— begin Record set —

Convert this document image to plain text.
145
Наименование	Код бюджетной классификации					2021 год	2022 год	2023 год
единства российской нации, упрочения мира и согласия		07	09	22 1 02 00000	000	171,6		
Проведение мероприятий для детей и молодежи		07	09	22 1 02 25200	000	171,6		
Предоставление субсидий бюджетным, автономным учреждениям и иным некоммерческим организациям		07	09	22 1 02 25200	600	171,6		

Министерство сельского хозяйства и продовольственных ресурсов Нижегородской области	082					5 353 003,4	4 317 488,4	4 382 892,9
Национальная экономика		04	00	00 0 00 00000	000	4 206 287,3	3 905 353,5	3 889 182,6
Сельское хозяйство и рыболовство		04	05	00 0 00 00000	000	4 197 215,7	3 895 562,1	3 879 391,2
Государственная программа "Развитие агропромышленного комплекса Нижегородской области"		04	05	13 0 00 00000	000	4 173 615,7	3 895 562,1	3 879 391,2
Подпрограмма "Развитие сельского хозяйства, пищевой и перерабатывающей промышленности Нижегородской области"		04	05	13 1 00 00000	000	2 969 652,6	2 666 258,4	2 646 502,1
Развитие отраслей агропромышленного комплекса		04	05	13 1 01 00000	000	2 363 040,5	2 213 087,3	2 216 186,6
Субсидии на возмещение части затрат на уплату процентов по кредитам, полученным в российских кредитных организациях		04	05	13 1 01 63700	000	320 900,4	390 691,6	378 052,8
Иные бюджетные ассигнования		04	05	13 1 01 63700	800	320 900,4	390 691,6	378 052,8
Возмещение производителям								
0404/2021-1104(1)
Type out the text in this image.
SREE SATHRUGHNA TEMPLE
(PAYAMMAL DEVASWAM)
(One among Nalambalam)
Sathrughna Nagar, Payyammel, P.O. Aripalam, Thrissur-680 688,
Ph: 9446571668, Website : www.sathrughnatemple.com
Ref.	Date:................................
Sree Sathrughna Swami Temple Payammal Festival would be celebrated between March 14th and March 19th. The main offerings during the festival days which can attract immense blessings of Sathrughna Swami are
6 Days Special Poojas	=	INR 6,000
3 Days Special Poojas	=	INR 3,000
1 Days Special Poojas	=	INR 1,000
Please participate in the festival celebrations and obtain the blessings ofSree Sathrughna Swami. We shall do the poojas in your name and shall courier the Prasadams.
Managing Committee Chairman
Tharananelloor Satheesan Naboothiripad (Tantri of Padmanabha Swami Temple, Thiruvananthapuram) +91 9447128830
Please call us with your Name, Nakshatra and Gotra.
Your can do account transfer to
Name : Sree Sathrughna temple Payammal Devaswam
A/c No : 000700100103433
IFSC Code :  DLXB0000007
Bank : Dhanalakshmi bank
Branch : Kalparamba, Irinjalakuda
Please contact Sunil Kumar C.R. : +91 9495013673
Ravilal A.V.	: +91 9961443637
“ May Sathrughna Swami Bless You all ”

— end Record set —

== Work required ==
Write the whole listing out again. Keep every line exactly as it is.

== Solved problem ==
Convert this document image to plain text.
145
Наименование	Код бюджетной классификации					2021 год	2022 год	2023 год
единства российской нации, упрочения мира и согласия		07	09	22 1 02 00000	000	171,6		
Проведение мероприятий для детей и молодежи		07	09	22 1 02 25200	000	171,6		
Предоставление субсидий бюджетным, автономным учреждениям и иным некоммерческим организациям		07	09	22 1 02 25200	600	171,6		

Министерство сельского хозяйства и продовольственных ресурсов Нижегородской области	082					5 353 003,4	4 317 488,4	4 382 892,9
Национальная экономика		04	00	00 0 00 00000	000	4 206 287,3	3 905 353,5	3 889 182,6
Сельское хозяйство и рыболовство		04	05	00 0 00 00000	000	4 197 215,7	3 895 562,1	3 879 391,2
Государственная программа "Развитие агропромышленного комплекса Нижегородской области"		04	05	13 0 00 00000	000	4 173 615,7	3 895 562,1	3 879 391,2
Подпрограмма "Развитие сельского хозяйства, пищевой и перерабатывающей промышленности Нижегородской области"		04	05	13 1 00 00000	000	2 969 652,6	2 666 258,4	2 646 502,1
Развитие отраслей агропромышленного комплекса		04	05	13 1 01 00000	000	2 363 040,5	2 213 087,3	2 216 186,6
Субсидии на возмещение части затрат на уплату процентов по кредитам, полученным в российских кредитных организациях		04	05	13 1 01 63700	000	320 900,4	390 691,6	378 052,8
Иные бюджетные ассигнования		04	05	13 1 01 63700	800	320 900,4	390 691,6	378 052,8
Возмещение производителям								
0404/2021-1104(1)
Type out the text in this image.
SREE SATHRUGHNA TEMPLE
(PAYAMMAL DEVASWAM)
(One among Nalambalam)
Sathrughna Nagar, Payyammel, P.O. Aripalam, Thrissur-680 688,
Ph: 9446571668, Website : www.sathrughnatemple.com
Ref.	Date:................................
Sree Sathrughna Swami Temple Payammal Festival would be celebrated between March 14th and March 19th. The main offerings during the festival days which can attract immense blessings of Sathrughna Swami are
6 Days Special Poojas	=	INR 6,000
3 Days Special Poojas	=	INR 3,000
1 Days Special Poojas	=	INR 1,000
Please participate in the festival celebrations and obtain the blessings ofSree Sathrughna Swami. We shall do the poojas in your name and shall courier the Prasadams.
Managing Committee Chairman
Tharananelloor Satheesan Naboothiripad (Tantri of Padmanabha Swami Temple, Thiruvananthapuram) +91 9447128830
Please call us with your Name, Nakshatra and Gotra.
Your can do account transfer to
Name : Sree Sathrughna temple Payammal Devaswam
A/c No : 000700100103433
IFSC Code :  DLXB0000007
Bank : Dhanalakshmi bank
Branch : Kalparamba, Irinjalakuda
Please contact Sunil Kumar C.R. : +91 9495013673
Ravilal A.V.	: +91 9961443637
“ May Sathrughna Swami Bless You all ”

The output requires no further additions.